## WHAT THE EXERCISE ASKS
Track down every line below that holds "Read" and copy it.

--- BEGIN SUPPLIED DATA ---

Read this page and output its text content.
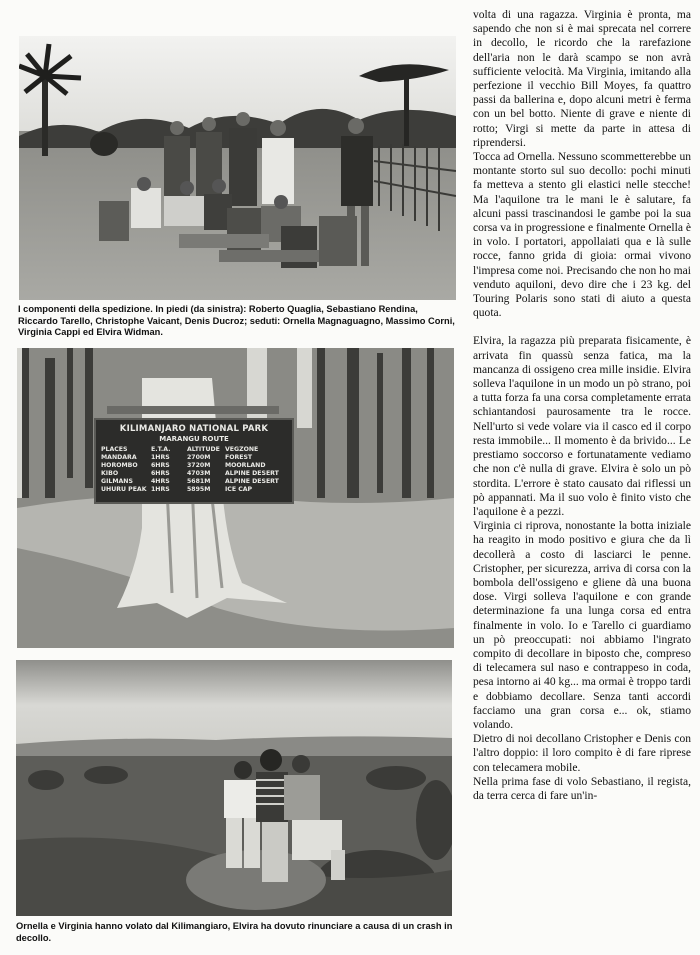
I componenti della spedizione. In piedi (da sinistra): Roberto Quaglia, Sebastiano Rendina, Riccardo Tarello, Christophe Vaicant, Denis Ducroz; seduti: Ornella Magnaguagno, Massimo Corni, Virginia Cappi ed Elvira Widman.
KILIMANJARO NATIONAL PARK
MARANGU ROUTE
PLACES	E.T.A.	ALTITUDE VEGZONE
MANDARA 1HRS	2700M FOREST
HOROMBO 6HRS	3720M MOORLAND
KIBO	6HRS	4703M ALPINE DESERT
GILMANS	4HRS	5681M ALPINE DESERT
UHURU PEAK 1HRS	5895M ICE CAP
Ornella e Virginia hanno volato dal Kilimangiaro, Elvira ha dovuto rinunciare a causa di un crash in decollo.

volta di una ragazza. Virginia è pronta, ma sapendo che non si è mai sprecata nel correre in decollo, le ricordo che la rarefazione dell'aria non le darà scampo se non avrà sufficiente velocità. Ma Virginia, imitando alla perfezione il vecchio Bill Moyes, fa quattro passi da ballerina e, dopo alcuni metri è ferma con un bel botto. Niente di grave e niente di rotto; Virgi si mette da parte in attesa di riprendersi.

Tocca ad Ornella. Nessuno scommetterebbe un montante storto sul suo decollo: pochi minuti fa metteva a stento gli elastici nelle stecche! Ma l'aquilone tra le mani le è salutare, fa alcuni passi trascinandosi le gambe poi la sua corsa va in progressione e finalmente Ornella è in volo. I portatori, appollaiati qua e là sulle rocce, fanno grida di gioia: ormai vivono l'impresa come noi. Precisando che non ho mai venduto aquiloni, devo dire che i 23 kg. del Touring Polaris sono stati di aiuto a questa quota.

Elvira, la ragazza più preparata fisicamente, è arrivata fin quassù senza fatica, ma la mancanza di ossigeno crea mille insidie. Elvira solleva l'aquilone in un modo un pò strano, poi a tutta forza fa una corsa completamente errata schiantandosi paurosamente tra le rocce. Nell'urto si vede volare via il casco ed il corpo resta immobile... Il momento è da brivido... Le prestiamo soccorso e fortunatamente vediamo che non c'è nulla di grave. Elvira è solo un pò stordita. L'errore è stato causato dai riflessi un pò appannati. Ma il suo volo è finito visto che l'aquilone è a pezzi.

Virginia ci riprova, nonostante la botta iniziale ha reagito in modo positivo e giura che da lì decollerà a costo di lasciarci le penne. Cristopher, per sicurezza, arriva di corsa con la bombola dell'ossigeno e gliene dà una buona dose. Virgi solleva l'aquilone e con grande determinazione fa una lunga corsa ed entra finalmente in volo. Io e Tarello ci guardiamo un pò preoccupati: noi abbiamo l'ingrato compito di decollare in biposto che, compreso di telecamera sul naso e contrappeso in coda, pesa intorno ai 40 kg... ma ormai è troppo tardi e dobbiamo decollare. Senza tanti accordi facciamo una gran corsa e... ok, stiamo volando.

Dietro di noi decollano Cristopher e Denis con l'altro doppio: il loro compito è di fare riprese con telecamera mobile.

Nella prima fase di volo Sebastiano, il regista, da terra cerca di fare un'in-
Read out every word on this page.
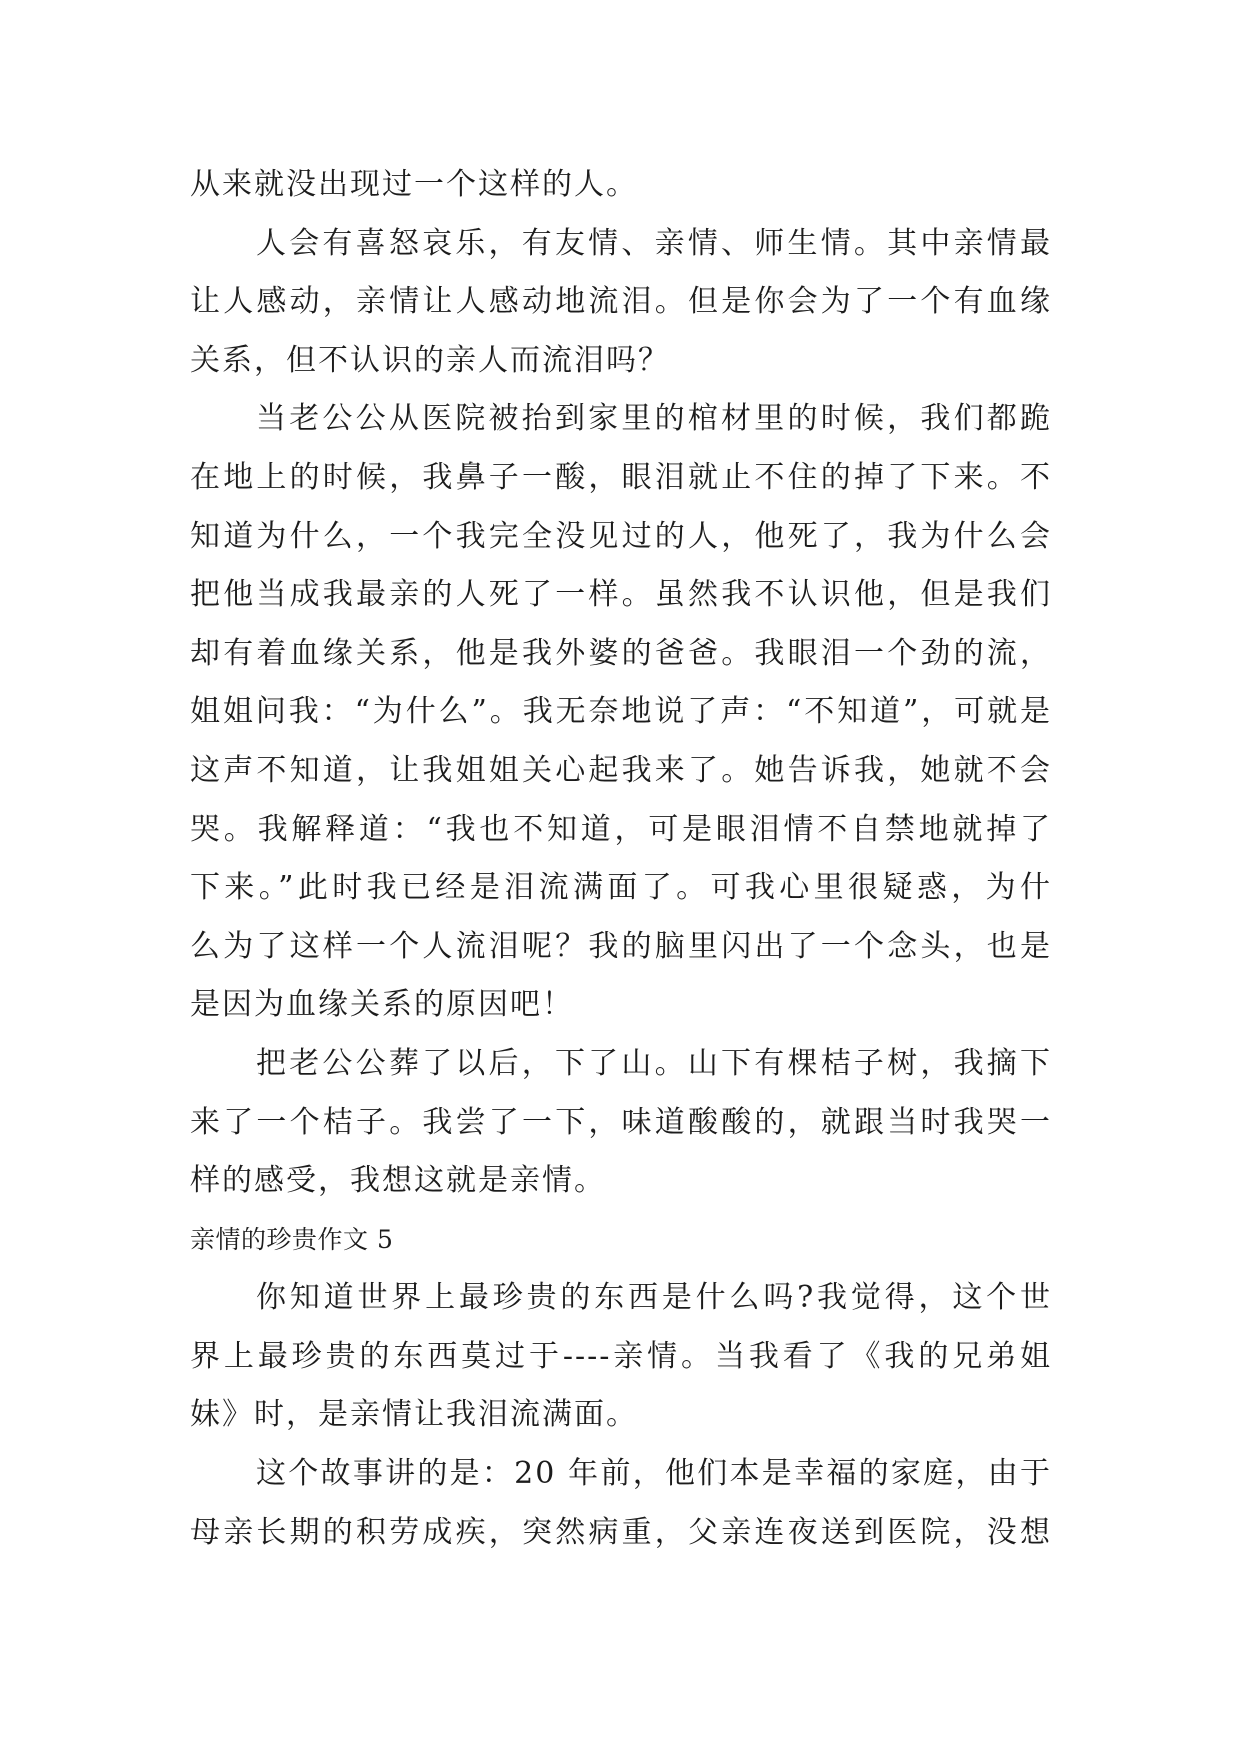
从来就没出现过一个这样的人。
人会有喜怒哀乐，有友情、亲情、师生情。其中亲情最
让人感动，亲情让人感动地流泪。但是你会为了一个有血缘
关系，但不认识的亲人而流泪吗？
当老公公从医院被抬到家里的棺材里的时候，我们都跪
在地上的时候，我鼻子一酸，眼泪就止不住的掉了下来。不
知道为什么，一个我完全没见过的人，他死了，我为什么会
把他当成我最亲的人死了一样。虽然我不认识他，但是我们
却有着血缘关系，他是我外婆的爸爸。我眼泪一个劲的流，
姐姐问我：“为什么”。我无奈地说了声：“不知道”，可就是
这声不知道，让我姐姐关心起我来了。她告诉我，她就不会
哭。我解释道：“我也不知道，可是眼泪情不自禁地就掉了
下来。”此时我已经是泪流满面了。可我心里很疑惑，为什
么为了这样一个人流泪呢？我的脑里闪出了一个念头，也是
是因为血缘关系的原因吧！
把老公公葬了以后，下了山。山下有棵桔子树，我摘下
来了一个桔子。我尝了一下，味道酸酸的，就跟当时我哭一
样的感受，我想这就是亲情。
亲情的珍贵作文 5
你知道世界上最珍贵的东西是什么吗?我觉得，这个世
界上最珍贵的东西莫过于----亲情。当我看了《我的兄弟姐
妹》时，是亲情让我泪流满面。
这个故事讲的是：20 年前，他们本是幸福的家庭，由于
母亲长期的积劳成疾，突然病重，父亲连夜送到医院，没想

--- END SUPPLIED DATA ---

## SOLUTION
Read this page and output its text content.
Read out every word on this page.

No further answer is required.